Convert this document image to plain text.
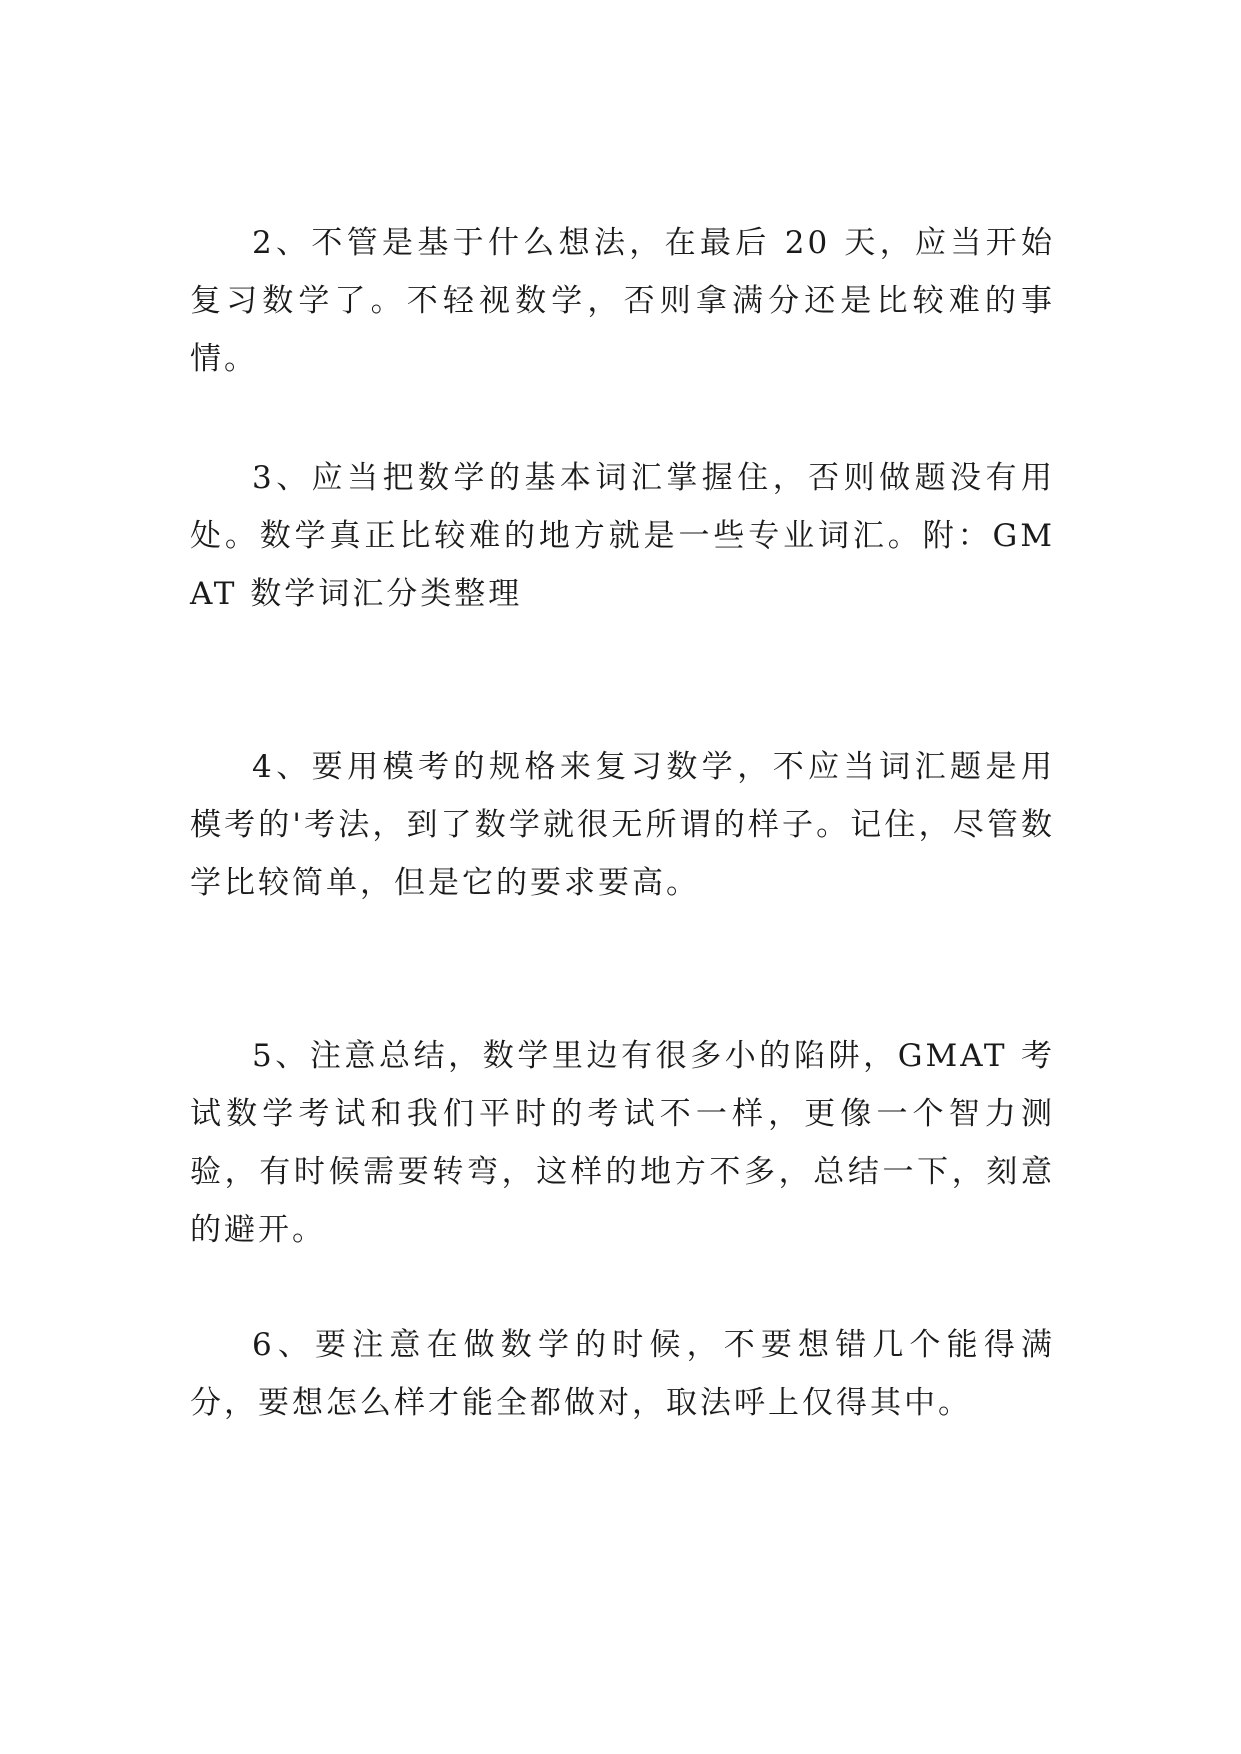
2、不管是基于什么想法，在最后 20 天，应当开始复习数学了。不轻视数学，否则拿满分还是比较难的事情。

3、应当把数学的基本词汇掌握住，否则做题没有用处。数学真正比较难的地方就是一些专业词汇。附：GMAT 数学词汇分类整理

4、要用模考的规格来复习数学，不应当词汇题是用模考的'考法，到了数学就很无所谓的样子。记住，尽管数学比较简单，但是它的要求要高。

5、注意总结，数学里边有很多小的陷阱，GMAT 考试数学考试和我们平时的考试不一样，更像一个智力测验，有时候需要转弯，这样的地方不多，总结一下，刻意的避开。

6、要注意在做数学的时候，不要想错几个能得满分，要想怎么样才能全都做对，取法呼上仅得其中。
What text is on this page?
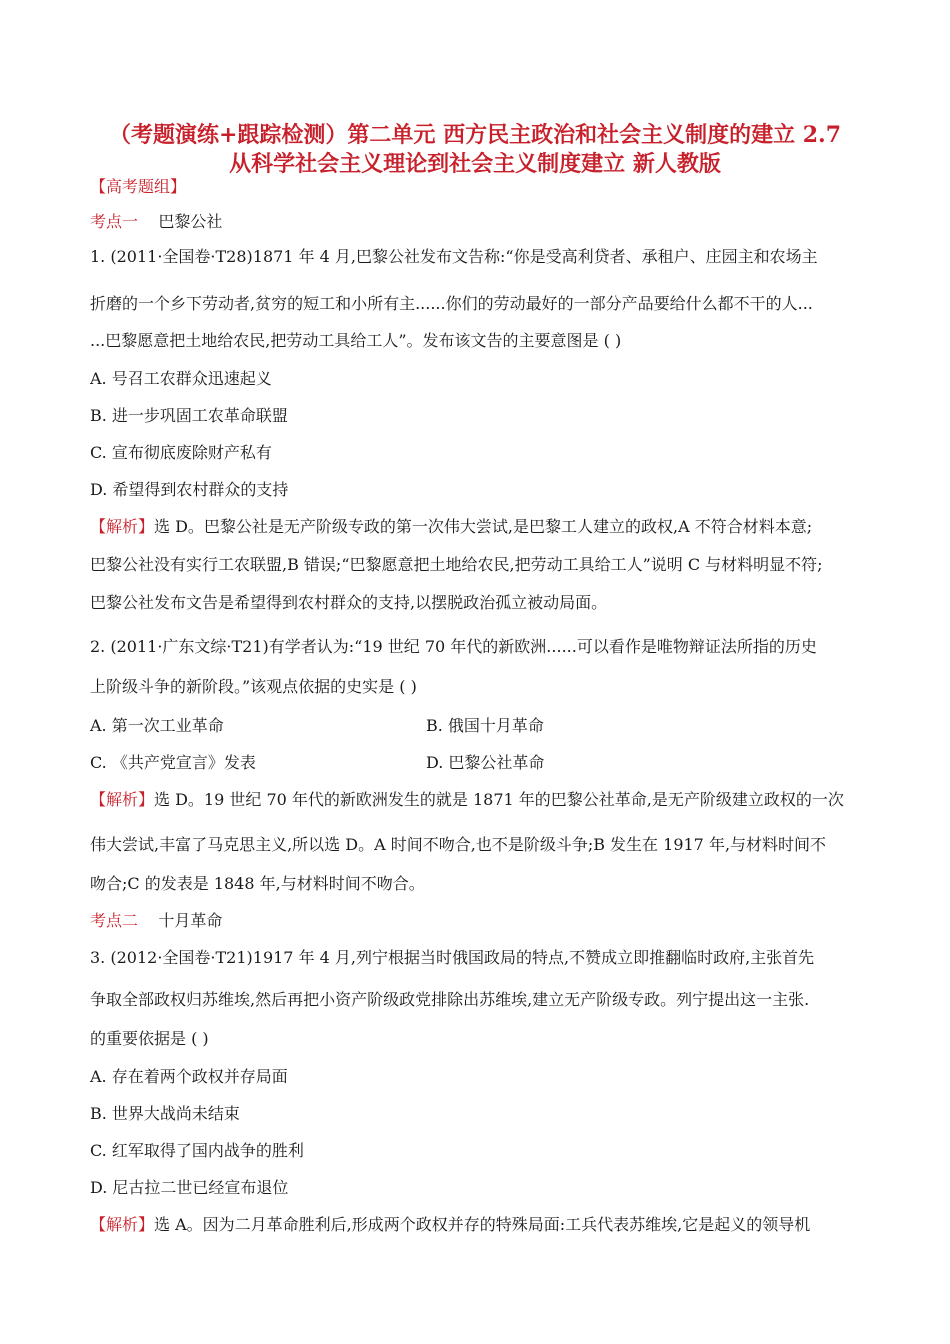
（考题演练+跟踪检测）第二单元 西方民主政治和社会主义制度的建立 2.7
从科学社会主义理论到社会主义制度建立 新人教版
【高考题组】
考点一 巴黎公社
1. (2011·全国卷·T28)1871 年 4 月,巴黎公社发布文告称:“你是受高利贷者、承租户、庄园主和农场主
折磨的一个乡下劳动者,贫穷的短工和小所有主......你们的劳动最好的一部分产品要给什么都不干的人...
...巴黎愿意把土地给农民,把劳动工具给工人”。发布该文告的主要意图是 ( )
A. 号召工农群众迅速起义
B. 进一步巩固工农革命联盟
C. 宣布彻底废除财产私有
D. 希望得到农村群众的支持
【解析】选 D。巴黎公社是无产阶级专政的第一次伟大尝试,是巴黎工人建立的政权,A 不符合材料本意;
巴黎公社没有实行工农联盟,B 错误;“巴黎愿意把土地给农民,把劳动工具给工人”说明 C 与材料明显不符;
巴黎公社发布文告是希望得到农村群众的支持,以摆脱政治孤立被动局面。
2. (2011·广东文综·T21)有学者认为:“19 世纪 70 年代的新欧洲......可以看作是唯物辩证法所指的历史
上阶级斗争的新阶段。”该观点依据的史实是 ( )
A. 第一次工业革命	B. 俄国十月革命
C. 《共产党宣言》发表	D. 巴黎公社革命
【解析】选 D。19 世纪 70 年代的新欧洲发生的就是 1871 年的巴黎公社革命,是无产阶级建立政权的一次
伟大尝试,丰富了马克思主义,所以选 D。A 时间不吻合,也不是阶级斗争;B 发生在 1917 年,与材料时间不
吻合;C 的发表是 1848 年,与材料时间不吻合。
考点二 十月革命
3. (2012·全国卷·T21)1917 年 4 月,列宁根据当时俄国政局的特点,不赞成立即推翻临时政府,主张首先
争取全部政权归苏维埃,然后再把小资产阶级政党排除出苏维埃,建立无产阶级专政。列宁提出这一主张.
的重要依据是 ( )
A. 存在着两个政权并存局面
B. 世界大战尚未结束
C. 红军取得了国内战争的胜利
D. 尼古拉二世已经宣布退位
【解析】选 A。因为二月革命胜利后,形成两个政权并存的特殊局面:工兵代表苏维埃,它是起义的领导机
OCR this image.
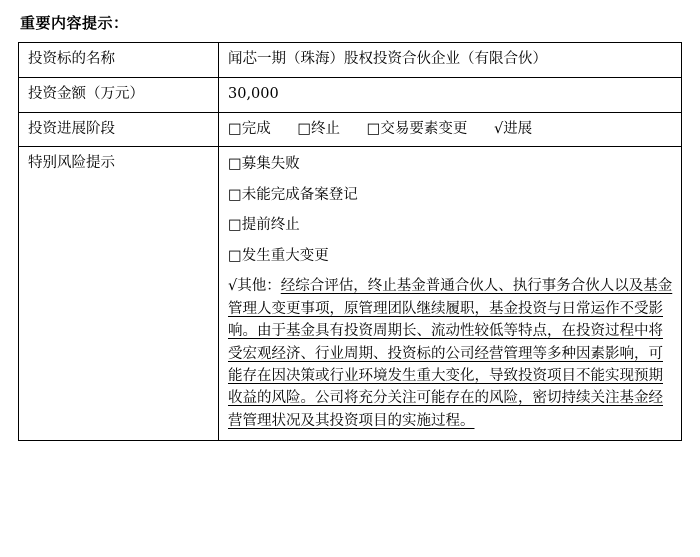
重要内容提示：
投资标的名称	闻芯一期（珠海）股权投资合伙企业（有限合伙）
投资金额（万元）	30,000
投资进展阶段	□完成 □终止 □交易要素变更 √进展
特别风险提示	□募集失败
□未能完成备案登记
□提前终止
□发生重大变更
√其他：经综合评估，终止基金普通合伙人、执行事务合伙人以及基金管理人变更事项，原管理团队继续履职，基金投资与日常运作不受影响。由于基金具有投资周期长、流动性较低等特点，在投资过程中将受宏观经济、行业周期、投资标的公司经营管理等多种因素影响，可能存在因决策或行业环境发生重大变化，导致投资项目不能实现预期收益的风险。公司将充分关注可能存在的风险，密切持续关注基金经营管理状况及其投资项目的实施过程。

--------

- Task statement -
Show every line of the records above that contains the word "image".

- Answer to this exercise -
Convert this document image to plain text.
OCR this image.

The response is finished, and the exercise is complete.